_GIVEN INSTRUCTION_
Look through the records below, count the lines with the word "配置文件", and reply with only the number.

Records from a data source:
========

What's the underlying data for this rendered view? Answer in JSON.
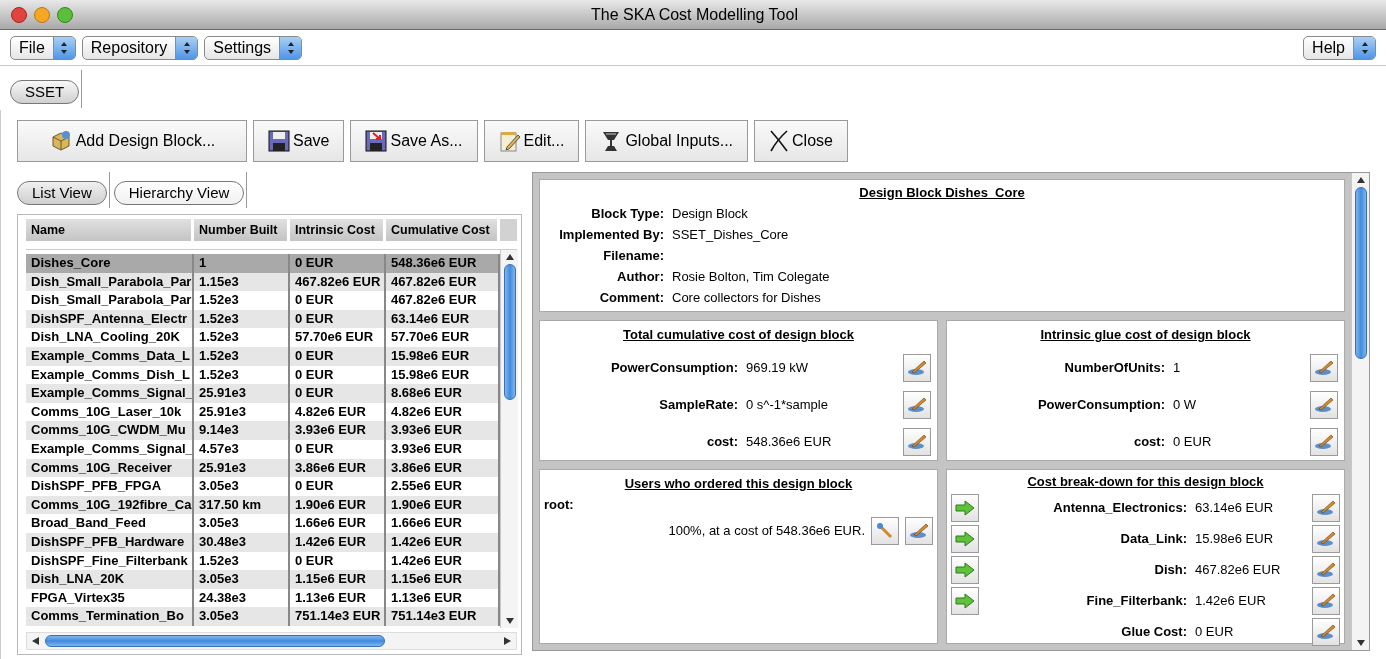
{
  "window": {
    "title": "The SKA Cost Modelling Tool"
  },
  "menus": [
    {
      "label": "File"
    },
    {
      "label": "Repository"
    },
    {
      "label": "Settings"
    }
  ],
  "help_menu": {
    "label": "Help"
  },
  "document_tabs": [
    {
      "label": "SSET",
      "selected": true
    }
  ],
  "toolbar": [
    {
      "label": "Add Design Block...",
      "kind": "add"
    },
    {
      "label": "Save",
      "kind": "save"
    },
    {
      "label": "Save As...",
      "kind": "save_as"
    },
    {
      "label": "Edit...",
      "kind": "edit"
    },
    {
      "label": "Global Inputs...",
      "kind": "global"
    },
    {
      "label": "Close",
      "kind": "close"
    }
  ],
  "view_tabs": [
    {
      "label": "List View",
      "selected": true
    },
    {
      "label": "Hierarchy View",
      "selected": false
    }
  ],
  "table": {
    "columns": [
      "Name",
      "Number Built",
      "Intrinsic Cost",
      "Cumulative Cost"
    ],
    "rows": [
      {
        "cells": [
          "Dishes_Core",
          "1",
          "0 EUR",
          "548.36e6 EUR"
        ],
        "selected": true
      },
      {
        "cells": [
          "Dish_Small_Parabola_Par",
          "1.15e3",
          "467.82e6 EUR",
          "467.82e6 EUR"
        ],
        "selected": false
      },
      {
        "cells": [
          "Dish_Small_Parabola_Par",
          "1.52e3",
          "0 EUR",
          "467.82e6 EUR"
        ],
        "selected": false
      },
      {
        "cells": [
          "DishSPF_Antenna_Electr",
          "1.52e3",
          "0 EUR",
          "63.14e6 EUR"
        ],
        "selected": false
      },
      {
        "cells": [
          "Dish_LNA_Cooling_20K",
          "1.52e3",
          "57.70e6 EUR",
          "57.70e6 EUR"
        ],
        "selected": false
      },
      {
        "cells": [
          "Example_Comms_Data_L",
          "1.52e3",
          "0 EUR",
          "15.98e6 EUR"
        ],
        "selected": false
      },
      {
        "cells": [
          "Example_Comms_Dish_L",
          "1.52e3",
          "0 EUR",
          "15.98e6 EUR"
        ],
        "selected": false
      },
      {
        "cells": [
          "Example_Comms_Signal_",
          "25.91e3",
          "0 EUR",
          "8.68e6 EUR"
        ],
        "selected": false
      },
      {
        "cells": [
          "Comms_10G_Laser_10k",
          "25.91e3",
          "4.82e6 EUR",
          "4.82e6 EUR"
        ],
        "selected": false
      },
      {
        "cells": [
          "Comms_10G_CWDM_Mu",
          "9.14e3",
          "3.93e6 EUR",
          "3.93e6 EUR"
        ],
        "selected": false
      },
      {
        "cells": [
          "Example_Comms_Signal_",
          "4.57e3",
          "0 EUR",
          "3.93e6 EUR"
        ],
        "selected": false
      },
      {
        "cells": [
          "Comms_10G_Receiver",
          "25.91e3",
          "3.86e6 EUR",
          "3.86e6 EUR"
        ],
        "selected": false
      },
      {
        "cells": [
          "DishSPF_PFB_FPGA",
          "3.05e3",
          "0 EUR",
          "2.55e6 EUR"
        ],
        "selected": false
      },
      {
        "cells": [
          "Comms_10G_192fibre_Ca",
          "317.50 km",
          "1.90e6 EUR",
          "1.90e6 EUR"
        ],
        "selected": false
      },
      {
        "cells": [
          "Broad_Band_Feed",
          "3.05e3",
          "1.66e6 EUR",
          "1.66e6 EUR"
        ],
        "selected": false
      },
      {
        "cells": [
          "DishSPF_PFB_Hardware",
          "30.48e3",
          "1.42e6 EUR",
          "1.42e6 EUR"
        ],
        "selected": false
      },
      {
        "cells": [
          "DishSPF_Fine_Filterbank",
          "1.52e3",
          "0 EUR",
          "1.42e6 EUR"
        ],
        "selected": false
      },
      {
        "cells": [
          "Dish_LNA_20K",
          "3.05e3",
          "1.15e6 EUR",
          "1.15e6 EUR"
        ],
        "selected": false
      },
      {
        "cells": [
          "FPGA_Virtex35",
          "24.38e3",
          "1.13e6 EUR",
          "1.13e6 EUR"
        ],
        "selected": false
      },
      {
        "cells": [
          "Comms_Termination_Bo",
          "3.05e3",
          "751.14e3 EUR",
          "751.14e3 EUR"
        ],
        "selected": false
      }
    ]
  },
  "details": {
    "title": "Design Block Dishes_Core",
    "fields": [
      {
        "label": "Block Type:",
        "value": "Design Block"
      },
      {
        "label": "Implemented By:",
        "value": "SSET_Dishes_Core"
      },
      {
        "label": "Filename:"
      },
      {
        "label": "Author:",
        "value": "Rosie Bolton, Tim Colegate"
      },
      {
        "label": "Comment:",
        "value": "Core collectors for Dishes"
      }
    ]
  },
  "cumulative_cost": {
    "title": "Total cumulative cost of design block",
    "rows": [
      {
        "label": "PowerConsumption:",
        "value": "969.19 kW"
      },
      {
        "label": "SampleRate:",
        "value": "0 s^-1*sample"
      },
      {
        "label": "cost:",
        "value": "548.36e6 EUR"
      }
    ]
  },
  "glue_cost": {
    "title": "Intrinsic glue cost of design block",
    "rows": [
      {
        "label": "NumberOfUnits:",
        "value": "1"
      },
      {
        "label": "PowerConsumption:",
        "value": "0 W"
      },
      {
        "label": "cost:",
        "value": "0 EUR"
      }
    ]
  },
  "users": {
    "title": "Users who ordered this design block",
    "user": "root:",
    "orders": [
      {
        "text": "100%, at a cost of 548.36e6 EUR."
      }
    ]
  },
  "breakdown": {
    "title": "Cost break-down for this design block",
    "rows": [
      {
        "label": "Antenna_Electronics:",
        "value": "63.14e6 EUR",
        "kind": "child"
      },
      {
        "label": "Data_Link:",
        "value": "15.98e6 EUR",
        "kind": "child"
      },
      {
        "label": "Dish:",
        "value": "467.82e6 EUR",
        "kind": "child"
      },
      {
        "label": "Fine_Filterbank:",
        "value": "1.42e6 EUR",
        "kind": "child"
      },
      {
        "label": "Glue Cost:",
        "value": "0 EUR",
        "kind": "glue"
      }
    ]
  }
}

========

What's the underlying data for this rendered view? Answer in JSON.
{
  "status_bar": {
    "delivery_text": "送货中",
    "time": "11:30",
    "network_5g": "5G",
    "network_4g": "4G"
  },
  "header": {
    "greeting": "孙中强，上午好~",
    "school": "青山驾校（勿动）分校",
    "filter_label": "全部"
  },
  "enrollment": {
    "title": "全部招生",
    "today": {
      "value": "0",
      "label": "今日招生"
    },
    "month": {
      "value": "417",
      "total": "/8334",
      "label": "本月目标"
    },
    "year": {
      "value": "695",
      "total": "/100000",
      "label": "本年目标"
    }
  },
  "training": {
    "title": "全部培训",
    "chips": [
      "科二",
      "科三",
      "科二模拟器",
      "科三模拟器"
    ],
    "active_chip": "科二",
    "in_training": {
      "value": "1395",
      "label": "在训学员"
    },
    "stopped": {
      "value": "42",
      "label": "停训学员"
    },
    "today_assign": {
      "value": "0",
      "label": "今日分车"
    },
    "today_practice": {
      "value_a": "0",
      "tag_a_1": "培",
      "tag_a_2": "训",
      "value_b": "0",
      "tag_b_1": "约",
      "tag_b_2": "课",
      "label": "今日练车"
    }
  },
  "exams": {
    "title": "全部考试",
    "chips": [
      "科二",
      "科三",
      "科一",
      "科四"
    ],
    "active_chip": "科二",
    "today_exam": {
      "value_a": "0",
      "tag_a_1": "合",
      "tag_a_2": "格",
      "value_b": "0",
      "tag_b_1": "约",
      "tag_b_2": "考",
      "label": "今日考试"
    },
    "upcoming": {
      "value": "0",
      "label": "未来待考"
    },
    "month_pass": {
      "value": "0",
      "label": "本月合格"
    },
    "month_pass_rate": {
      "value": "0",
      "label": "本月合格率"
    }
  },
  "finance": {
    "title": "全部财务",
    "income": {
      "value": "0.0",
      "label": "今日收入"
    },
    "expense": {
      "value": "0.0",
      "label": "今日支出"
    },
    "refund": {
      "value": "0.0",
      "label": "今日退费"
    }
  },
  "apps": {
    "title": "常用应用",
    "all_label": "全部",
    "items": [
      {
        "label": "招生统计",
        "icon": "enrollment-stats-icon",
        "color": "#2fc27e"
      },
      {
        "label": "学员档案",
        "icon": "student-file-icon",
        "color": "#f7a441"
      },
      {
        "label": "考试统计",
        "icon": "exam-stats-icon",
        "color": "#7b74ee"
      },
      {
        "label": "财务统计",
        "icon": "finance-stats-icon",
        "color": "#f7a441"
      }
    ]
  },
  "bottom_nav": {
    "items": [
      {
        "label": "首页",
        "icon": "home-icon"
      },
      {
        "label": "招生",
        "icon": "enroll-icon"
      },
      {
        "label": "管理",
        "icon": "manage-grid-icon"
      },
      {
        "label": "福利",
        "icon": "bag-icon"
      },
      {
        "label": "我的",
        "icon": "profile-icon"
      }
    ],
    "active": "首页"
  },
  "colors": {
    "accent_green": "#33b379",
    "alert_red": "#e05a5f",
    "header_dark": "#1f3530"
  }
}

========

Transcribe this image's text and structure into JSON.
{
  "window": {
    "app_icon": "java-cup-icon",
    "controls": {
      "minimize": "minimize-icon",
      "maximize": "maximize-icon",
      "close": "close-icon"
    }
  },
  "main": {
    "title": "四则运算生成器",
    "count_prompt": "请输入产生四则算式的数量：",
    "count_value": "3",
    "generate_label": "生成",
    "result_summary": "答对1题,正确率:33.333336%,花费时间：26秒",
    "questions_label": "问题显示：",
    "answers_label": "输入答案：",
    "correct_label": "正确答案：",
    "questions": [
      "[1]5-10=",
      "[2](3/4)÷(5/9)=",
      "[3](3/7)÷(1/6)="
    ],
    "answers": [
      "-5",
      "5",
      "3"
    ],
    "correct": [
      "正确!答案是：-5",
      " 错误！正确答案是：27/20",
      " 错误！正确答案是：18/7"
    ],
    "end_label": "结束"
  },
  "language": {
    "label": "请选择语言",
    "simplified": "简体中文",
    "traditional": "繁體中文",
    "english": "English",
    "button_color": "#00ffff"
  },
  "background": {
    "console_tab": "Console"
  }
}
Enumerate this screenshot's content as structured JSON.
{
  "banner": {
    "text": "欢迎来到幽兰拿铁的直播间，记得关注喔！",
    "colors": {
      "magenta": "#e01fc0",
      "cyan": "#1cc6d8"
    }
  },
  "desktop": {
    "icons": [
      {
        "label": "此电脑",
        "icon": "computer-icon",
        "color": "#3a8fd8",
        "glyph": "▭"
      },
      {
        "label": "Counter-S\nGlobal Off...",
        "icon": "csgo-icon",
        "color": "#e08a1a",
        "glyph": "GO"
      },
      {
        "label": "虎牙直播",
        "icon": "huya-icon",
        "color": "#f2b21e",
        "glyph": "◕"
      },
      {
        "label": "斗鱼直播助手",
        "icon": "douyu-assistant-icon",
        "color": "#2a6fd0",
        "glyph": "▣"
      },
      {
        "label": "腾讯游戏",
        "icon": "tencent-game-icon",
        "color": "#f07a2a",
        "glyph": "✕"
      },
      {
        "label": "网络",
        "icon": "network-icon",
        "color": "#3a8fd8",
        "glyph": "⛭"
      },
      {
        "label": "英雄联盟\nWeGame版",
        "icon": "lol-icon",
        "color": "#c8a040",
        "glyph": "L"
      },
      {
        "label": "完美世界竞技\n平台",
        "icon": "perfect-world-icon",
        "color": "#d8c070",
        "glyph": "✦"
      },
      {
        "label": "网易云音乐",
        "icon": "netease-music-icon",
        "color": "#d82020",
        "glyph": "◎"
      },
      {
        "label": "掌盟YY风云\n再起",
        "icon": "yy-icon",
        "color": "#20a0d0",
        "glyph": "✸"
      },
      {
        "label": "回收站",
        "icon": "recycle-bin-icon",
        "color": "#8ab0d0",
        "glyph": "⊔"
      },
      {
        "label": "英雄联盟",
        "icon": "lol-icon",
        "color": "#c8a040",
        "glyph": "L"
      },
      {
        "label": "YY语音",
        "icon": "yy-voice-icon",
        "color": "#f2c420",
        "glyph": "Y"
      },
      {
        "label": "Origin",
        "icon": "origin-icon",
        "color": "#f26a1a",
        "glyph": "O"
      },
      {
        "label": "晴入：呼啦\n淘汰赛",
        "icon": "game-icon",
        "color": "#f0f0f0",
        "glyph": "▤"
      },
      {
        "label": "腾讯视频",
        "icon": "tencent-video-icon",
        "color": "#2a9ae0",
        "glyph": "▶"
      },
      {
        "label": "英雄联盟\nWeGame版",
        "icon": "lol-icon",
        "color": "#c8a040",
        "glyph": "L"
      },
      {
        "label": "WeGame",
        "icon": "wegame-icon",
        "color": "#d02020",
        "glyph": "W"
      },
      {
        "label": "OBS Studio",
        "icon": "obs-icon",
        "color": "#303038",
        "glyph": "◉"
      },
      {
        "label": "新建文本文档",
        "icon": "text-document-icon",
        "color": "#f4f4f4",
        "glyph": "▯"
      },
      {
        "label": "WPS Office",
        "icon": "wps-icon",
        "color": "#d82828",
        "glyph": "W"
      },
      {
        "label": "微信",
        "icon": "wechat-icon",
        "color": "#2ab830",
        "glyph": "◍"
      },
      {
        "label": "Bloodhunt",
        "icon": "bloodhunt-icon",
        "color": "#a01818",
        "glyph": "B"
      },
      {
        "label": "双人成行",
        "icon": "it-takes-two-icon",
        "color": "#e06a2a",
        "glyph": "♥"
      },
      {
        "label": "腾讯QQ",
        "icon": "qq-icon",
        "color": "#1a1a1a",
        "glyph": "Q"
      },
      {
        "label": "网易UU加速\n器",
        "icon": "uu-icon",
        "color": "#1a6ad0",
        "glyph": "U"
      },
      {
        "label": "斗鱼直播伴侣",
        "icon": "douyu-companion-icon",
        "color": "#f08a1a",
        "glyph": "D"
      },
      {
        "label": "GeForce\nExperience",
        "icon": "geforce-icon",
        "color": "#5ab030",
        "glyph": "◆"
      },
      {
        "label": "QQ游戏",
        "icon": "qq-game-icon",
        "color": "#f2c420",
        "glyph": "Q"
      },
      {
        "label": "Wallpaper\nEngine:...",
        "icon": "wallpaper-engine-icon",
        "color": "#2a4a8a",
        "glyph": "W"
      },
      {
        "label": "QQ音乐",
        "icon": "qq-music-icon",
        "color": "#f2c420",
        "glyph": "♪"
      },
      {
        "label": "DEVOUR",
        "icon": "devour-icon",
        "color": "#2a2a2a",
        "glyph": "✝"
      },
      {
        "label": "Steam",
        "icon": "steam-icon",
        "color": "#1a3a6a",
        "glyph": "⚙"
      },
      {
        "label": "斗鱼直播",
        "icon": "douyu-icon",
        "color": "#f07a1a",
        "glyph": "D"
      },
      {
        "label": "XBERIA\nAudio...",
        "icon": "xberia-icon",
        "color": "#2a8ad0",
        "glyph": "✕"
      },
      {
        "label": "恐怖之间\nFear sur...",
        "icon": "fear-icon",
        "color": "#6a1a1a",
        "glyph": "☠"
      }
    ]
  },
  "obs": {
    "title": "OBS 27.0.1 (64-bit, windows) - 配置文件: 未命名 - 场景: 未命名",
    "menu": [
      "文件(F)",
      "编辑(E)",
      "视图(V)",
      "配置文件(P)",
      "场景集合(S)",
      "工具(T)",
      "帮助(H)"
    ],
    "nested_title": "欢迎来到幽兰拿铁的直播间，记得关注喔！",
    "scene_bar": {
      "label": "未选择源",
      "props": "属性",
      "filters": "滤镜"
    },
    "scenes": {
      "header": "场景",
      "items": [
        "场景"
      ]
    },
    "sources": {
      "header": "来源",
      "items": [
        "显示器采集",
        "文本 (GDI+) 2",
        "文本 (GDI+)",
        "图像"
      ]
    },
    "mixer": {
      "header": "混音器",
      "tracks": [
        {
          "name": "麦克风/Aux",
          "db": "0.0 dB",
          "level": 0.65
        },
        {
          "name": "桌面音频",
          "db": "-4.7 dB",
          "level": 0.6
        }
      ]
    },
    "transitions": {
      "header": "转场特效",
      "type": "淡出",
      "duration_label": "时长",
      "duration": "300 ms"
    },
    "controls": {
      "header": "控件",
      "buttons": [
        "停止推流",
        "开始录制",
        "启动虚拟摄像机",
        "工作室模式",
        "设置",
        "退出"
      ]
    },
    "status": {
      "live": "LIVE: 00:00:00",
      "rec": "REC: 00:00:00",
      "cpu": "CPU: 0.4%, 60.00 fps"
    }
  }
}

========

_OUTPUT_
2